◆ **What is asked**:
Take the entries below and reproduce them word for word.
==== Dataset records
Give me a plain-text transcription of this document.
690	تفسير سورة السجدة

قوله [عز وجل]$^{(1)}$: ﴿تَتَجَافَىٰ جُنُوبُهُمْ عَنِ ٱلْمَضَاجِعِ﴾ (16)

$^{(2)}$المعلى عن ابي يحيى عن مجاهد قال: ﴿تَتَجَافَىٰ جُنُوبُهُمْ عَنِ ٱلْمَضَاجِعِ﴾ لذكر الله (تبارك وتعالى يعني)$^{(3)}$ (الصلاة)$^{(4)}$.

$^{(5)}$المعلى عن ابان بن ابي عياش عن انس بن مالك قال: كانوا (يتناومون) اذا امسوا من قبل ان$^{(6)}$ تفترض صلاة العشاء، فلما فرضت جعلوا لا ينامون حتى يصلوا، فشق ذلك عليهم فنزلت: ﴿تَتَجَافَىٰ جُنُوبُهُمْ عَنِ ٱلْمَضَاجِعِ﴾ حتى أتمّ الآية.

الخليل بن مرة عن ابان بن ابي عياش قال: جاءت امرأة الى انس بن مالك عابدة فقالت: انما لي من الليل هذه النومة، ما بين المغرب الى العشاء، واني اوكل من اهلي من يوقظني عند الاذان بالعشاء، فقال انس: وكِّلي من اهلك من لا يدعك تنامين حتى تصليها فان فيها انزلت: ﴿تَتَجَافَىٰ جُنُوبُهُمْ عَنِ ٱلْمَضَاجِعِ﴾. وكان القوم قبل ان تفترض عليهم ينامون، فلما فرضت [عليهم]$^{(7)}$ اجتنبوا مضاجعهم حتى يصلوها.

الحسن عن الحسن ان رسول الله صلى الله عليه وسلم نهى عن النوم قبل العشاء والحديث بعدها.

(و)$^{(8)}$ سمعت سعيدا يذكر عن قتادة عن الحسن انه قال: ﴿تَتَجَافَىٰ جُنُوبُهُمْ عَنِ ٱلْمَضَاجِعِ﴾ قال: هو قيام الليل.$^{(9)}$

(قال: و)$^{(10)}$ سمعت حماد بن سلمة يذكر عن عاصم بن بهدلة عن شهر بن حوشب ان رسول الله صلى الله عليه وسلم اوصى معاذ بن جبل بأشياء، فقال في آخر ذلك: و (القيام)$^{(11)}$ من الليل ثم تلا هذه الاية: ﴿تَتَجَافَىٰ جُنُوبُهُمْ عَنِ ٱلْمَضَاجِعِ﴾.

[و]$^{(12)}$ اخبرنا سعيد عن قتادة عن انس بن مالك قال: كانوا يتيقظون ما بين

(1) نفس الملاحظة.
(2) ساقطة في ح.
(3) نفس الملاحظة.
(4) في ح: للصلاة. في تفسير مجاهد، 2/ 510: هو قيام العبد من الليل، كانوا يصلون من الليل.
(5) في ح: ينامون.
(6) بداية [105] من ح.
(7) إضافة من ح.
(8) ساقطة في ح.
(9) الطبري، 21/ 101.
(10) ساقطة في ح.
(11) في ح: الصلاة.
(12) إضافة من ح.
========
◆ **Exercise answer**:
Give me a plain-text transcription of this document.
690	تفسير سورة السجدة

قوله [عز وجل]$^{(1)}$: ﴿تَتَجَافَىٰ جُنُوبُهُمْ عَنِ ٱلْمَضَاجِعِ﴾ (16)

$^{(2)}$المعلى عن ابي يحيى عن مجاهد قال: ﴿تَتَجَافَىٰ جُنُوبُهُمْ عَنِ ٱلْمَضَاجِعِ﴾ لذكر الله (تبارك وتعالى يعني)$^{(3)}$ (الصلاة)$^{(4)}$.

$^{(5)}$المعلى عن ابان بن ابي عياش عن انس بن مالك قال: كانوا (يتناومون) اذا امسوا من قبل ان$^{(6)}$ تفترض صلاة العشاء، فلما فرضت جعلوا لا ينامون حتى يصلوا، فشق ذلك عليهم فنزلت: ﴿تَتَجَافَىٰ جُنُوبُهُمْ عَنِ ٱلْمَضَاجِعِ﴾ حتى أتمّ الآية.

الخليل بن مرة عن ابان بن ابي عياش قال: جاءت امرأة الى انس بن مالك عابدة فقالت: انما لي من الليل هذه النومة، ما بين المغرب الى العشاء، واني اوكل من اهلي من يوقظني عند الاذان بالعشاء، فقال انس: وكِّلي من اهلك من لا يدعك تنامين حتى تصليها فان فيها انزلت: ﴿تَتَجَافَىٰ جُنُوبُهُمْ عَنِ ٱلْمَضَاجِعِ﴾. وكان القوم قبل ان تفترض عليهم ينامون، فلما فرضت [عليهم]$^{(7)}$ اجتنبوا مضاجعهم حتى يصلوها.

الحسن عن الحسن ان رسول الله صلى الله عليه وسلم نهى عن النوم قبل العشاء والحديث بعدها.

(و)$^{(8)}$ سمعت سعيدا يذكر عن قتادة عن الحسن انه قال: ﴿تَتَجَافَىٰ جُنُوبُهُمْ عَنِ ٱلْمَضَاجِعِ﴾ قال: هو قيام الليل.$^{(9)}$

(قال: و)$^{(10)}$ سمعت حماد بن سلمة يذكر عن عاصم بن بهدلة عن شهر بن حوشب ان رسول الله صلى الله عليه وسلم اوصى معاذ بن جبل بأشياء، فقال في آخر ذلك: و (القيام)$^{(11)}$ من الليل ثم تلا هذه الاية: ﴿تَتَجَافَىٰ جُنُوبُهُمْ عَنِ ٱلْمَضَاجِعِ﴾.

[و]$^{(12)}$ اخبرنا سعيد عن قتادة عن انس بن مالك قال: كانوا يتيقظون ما بين

(1) نفس الملاحظة.
(2) ساقطة في ح.
(3) نفس الملاحظة.
(4) في ح: للصلاة. في تفسير مجاهد، 2/ 510: هو قيام العبد من الليل، كانوا يصلون من الليل.
(5) في ح: ينامون.
(6) بداية [105] من ح.
(7) إضافة من ح.
(8) ساقطة في ح.
(9) الطبري، 21/ 101.
(10) ساقطة في ح.
(11) في ح: الصلاة.
(12) إضافة من ح.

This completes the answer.